## [PROBLEM DESCRIPTION]
Print the listing in its entirety and exactly, leaving out images.

## [RECORDS TO PROCESS]
◇ ◇ ◇

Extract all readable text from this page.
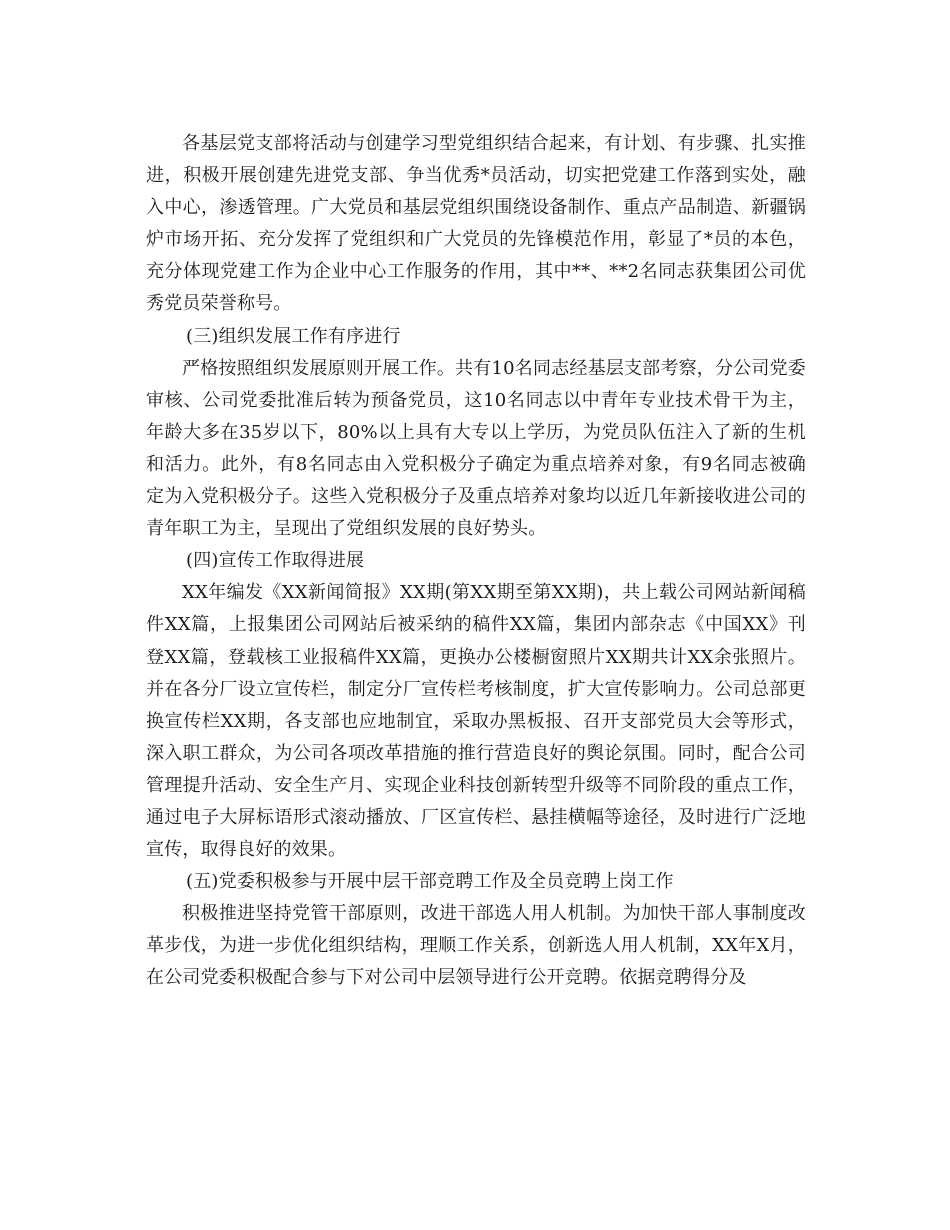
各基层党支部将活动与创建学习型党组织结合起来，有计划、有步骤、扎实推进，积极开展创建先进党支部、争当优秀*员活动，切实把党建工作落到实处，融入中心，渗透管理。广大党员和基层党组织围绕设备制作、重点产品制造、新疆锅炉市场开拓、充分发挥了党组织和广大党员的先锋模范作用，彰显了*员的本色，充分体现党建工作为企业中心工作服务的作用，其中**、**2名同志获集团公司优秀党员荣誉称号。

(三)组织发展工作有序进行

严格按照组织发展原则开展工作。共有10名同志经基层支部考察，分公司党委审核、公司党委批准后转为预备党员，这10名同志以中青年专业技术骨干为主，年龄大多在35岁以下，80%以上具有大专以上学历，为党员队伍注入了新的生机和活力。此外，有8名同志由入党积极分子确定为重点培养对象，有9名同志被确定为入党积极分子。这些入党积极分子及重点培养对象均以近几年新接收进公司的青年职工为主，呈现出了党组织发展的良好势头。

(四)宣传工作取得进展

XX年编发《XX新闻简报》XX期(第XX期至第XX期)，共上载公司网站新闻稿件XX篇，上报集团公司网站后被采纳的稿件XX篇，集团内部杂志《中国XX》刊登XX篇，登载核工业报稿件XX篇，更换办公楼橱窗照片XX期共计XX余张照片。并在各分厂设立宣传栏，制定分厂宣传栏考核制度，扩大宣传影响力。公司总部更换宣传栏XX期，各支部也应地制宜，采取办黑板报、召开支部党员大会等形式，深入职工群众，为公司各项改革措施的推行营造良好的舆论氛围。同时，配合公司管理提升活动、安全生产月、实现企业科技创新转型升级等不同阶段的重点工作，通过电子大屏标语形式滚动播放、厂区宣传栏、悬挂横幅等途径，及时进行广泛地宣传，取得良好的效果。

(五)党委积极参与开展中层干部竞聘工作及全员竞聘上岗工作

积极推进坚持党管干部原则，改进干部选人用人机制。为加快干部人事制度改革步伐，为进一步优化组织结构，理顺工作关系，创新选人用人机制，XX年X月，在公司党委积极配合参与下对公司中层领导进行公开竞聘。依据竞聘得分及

◇ ◇ ◇

## [SOLUTION BELOW]
Extract all readable text from this page.
各基层党支部将活动与创建学习型党组织结合起来，有计划、有步骤、扎实推进，积极开展创建先进党支部、争当优秀*员活动，切实把党建工作落到实处，融入中心，渗透管理。广大党员和基层党组织围绕设备制作、重点产品制造、新疆锅炉市场开拓、充分发挥了党组织和广大党员的先锋模范作用，彰显了*员的本色，充分体现党建工作为企业中心工作服务的作用，其中**、**2名同志获集团公司优秀党员荣誉称号。

(三)组织发展工作有序进行

严格按照组织发展原则开展工作。共有10名同志经基层支部考察，分公司党委审核、公司党委批准后转为预备党员，这10名同志以中青年专业技术骨干为主，年龄大多在35岁以下，80%以上具有大专以上学历，为党员队伍注入了新的生机和活力。此外，有8名同志由入党积极分子确定为重点培养对象，有9名同志被确定为入党积极分子。这些入党积极分子及重点培养对象均以近几年新接收进公司的青年职工为主，呈现出了党组织发展的良好势头。

(四)宣传工作取得进展

XX年编发《XX新闻简报》XX期(第XX期至第XX期)，共上载公司网站新闻稿件XX篇，上报集团公司网站后被采纳的稿件XX篇，集团内部杂志《中国XX》刊登XX篇，登载核工业报稿件XX篇，更换办公楼橱窗照片XX期共计XX余张照片。并在各分厂设立宣传栏，制定分厂宣传栏考核制度，扩大宣传影响力。公司总部更换宣传栏XX期，各支部也应地制宜，采取办黑板报、召开支部党员大会等形式，深入职工群众，为公司各项改革措施的推行营造良好的舆论氛围。同时，配合公司管理提升活动、安全生产月、实现企业科技创新转型升级等不同阶段的重点工作，通过电子大屏标语形式滚动播放、厂区宣传栏、悬挂横幅等途径，及时进行广泛地宣传，取得良好的效果。

(五)党委积极参与开展中层干部竞聘工作及全员竞聘上岗工作

积极推进坚持党管干部原则，改进干部选人用人机制。为加快干部人事制度改革步伐，为进一步优化组织结构，理顺工作关系，创新选人用人机制，XX年X月，在公司党委积极配合参与下对公司中层领导进行公开竞聘。依据竞聘得分及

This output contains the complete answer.